Fattori di rischio e fattori protettivi nel "patto
adottivo"
Bramanti e Rosnati, attraverso una ricerca
condotta su un campione di adolescenti adottati, convalidando l'ipotesi di
una maggiore vulnerabilità psicologica degli stessi rispetto ai loro
coetanei non adottati, hanno cercato di individuare i fattori protettivi
che incidono sull'adattamento dei minori adottati.(Bramanti, Rosnati,
1998).
In particolare le autrici si sono chieste
come mai alcuni adolescenti adottati evolvono verso un normale adattamento
e altri verso il disadattamento, o anche verso la patologia.
Un concetto molto importante che hanno
evidenziato è quello di rischio, inteso, in senso evolutivo, non solo come
ostacolo da superare, ma anche come opportunità di cambiamento. Secondo le
autrici, infatti, il rischio è lo sbilanciamento fra sfide e risorse.
Esso, infatti, diventa ostacolo quando le sfide che devono
essere affrontate superano le risorse che si hanno a disposizione.
In questo senso l'adozione è una situazione
che presenta dei rischi che le famiglie devono essere in grado di gestire
per accogliere la sfida che la scelta di adottare necessariamente
comporta. Solo in questo caso essa potrà diventare un momento di crescita
per l'intero nucleo familiare.
Le autrici individuano tre ambiti in cui si
manifesta la situazione di rischio psicosociale per l'adolescente:
l'autostima, la socializzazione e il rendimento scolastico.
Mentre i fattori protettivi nello sviluppo
psicologico dell'adolescente adottato sono la qualità della comunicazione
con i genitori, e in particolare con la madre, e il senso di appartenenza
alla famiglia adottiva. Secondo le autrici la costruzione del legame adottivo
fra la madre e il figlio è il punto centrale dell'intera vicenda adottiva.
Attraverso questo legame, infatti, si gioca la riuscita o il fallimento
dell'adozione, la possibilità del bambino di integrarsi nel nucleo
adottivo. Compete alla madre il compito di costruire quell'anello tra le
generazioni che lega il figlio alla famiglia e lo inserisce nella storia
delle generazioni.
Un altro fattore protettivo è la percezione
da parte dei genitori adottivi del figlio con risorse o senza risorse. Se,
infatti, al primo incontro il bambino verrà visto come qualcosa di
prezioso, riconoscendone le risorse, i genitori entreranno in relazione
con lui non solo come creditori, ma anche come debitori, sarà una
relazione alla pari. Se, invece, il figlio verrà percepito solo nei suoi
aspetti carenti, malati, l'immagine che il genitore avrà di se stesso sarà
un'immagine salvifica e onnipotente, con cui il genitore cercherà di
sostituire quella di genitore sterile, cioè mancante. Se tale immagine non
si modificherà con il tempo, il figlio verrà imprigionato nella figura del
creditore. Così ciò che il figlio restituirà ai genitori, per loro non
sarà mai abbastanza, perchè essi gli hanno fatto un dono grandissimo,
adottandolo, che difficilmente potrà essere ripagato. Altro fattore è
rappresentato dalla presenza accogliente della famiglia estesa. I nonni
infatti rivestono un ruolo molto importante durante tutto il percorso
adottivo.

===

### CONSEGNA
Trascrivi parola per parola, dal testo sull'adozione riportato sopra, tutto il passo che va da "Mentre i fattori" giù fino a "delle generazioni.".

### DATI FORNITI
===

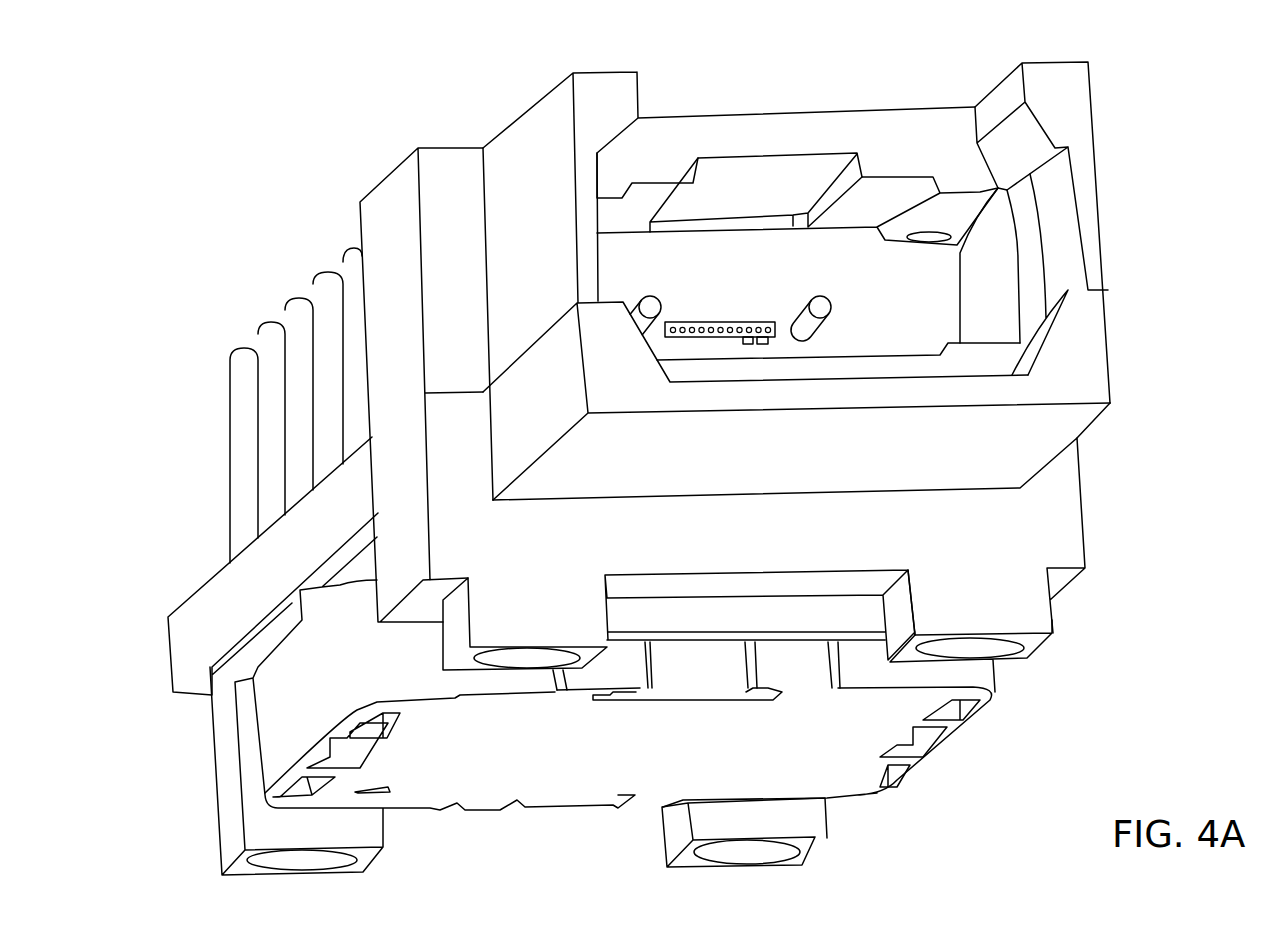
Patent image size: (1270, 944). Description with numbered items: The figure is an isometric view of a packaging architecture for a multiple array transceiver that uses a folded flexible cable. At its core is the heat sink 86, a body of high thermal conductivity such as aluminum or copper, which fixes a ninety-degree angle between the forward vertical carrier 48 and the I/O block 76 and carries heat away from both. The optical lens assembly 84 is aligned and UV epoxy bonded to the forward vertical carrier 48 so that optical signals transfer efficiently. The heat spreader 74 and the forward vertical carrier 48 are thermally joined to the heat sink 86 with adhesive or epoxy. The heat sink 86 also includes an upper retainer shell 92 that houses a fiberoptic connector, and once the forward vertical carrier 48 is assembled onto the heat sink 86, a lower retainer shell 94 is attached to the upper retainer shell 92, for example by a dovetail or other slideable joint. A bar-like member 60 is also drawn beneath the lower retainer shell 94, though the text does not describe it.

===

### RISPOSTA
Mentre i fattori protettivi nello sviluppo
psicologico dell'adolescente adottato sono la qualità della comunicazione
con i genitori, e in particolare con la madre, e il senso di appartenenza
alla famiglia adottiva. Secondo le autrici la costruzione del legame adottivo
fra la madre e il figlio è il punto centrale dell'intera vicenda adottiva.
Attraverso questo legame, infatti, si gioca la riuscita o il fallimento
dell'adozione, la possibilità del bambino di integrarsi nel nucleo
adottivo. Compete alla madre il compito di costruire quell'anello tra le
generazioni che lega il figlio alla famiglia e lo inserisce nella storia
delle generazioni.